Write out each record below exactly as it appears, with no pictures.

————————

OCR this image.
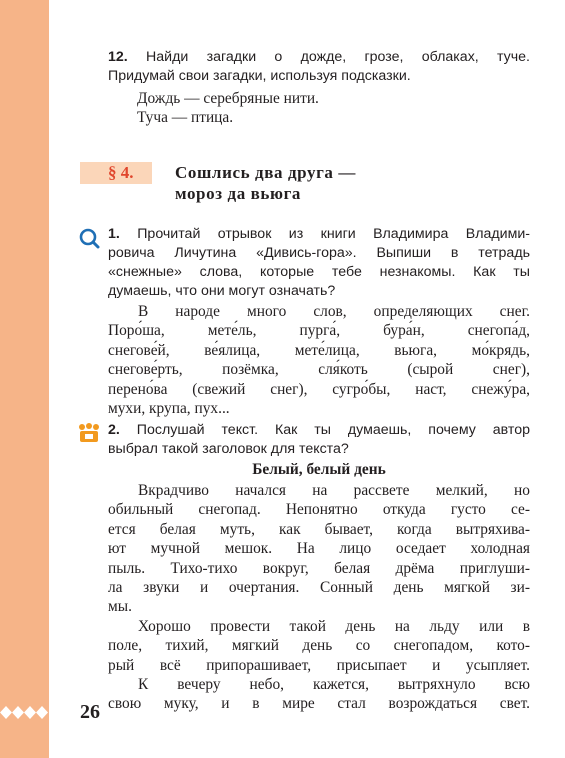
12. Найди загадки о дожде, грозе, облаках, туче.
Придумай свои загадки, используя подсказки.
Дождь — серебряные нити.
Туча — птица.
§ 4. Сошлись два друга —
мороз да вьюга
1. Прочитай отрывок из книги Владимира Владими-
ровича Личутина «Дивись-гора». Выпиши в тетрадь
«снежные» слова, которые тебе незнакомы. Как ты
думаешь, что они могут означать?
В народе много слов, определяющих снег.
Поро́ша, мете́ль, пурга́, бура́н, снегопа́д,
снегове́й, ве́ялица, мете́лица, вьюга, мо́крядь,
снегове́рть, позёмка, сля́коть (сырой снег),
перено́ва (свежий снег), сугро́бы, наст, снежу́ра,
мухи, крупа, пух...
2. Послушай текст. Как ты думаешь, почему автор
выбрал такой заголовок для текста?
Белый, белый день
Вкрадчиво начался на рассвете мелкий, но
обильный снегопад. Непонятно откуда густо се-
ется белая муть, как бывает, когда вытряхива-
ют мучной мешок. На лицо оседает холодная
пыль. Тихо-тихо вокруг, белая дрёма приглуши-
ла звуки и очертания. Сонный день мягкой зи-
мы.
Хорошо провести такой день на льду или в
поле, тихий, мягкий день со снегопадом, кото-
рый всё припорашивает, присыпает и усыпляет.
К вечеру небо, кажется, вытряхнуло всю
свою муку, и в мире стал возрождаться свет.
26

————————

## Solution for this exercise
OCR this image.
12. Найди загадки о дожде, грозе, облаках, туче.
Придумай свои загадки, используя подсказки.
Дождь — серебряные нити.
Туча — птица.
§ 4. Сошлись два друга —
мороз да вьюга
1. Прочитай отрывок из книги Владимира Владими-
ровича Личутина «Дивись-гора». Выпиши в тетрадь
«снежные» слова, которые тебе незнакомы. Как ты
думаешь, что они могут означать?
В народе много слов, определяющих снег.
Поро́ша, мете́ль, пурга́, бура́н, снегопа́д,
снегове́й, ве́ялица, мете́лица, вьюга, мо́крядь,
снегове́рть, позёмка, сля́коть (сырой снег),
перено́ва (свежий снег), сугро́бы, наст, снежу́ра,
мухи, крупа, пух...
2. Послушай текст. Как ты думаешь, почему автор
выбрал такой заголовок для текста?
Белый, белый день
Вкрадчиво начался на рассвете мелкий, но
обильный снегопад. Непонятно откуда густо се-
ется белая муть, как бывает, когда вытряхива-
ют мучной мешок. На лицо оседает холодная
пыль. Тихо-тихо вокруг, белая дрёма приглуши-
ла звуки и очертания. Сонный день мягкой зи-
мы.
Хорошо провести такой день на льду или в
поле, тихий, мягкий день со снегопадом, кото-
рый всё припорашивает, присыпает и усыпляет.
К вечеру небо, кажется, вытряхнуло всю
свою муку, и в мире стал возрождаться свет.
26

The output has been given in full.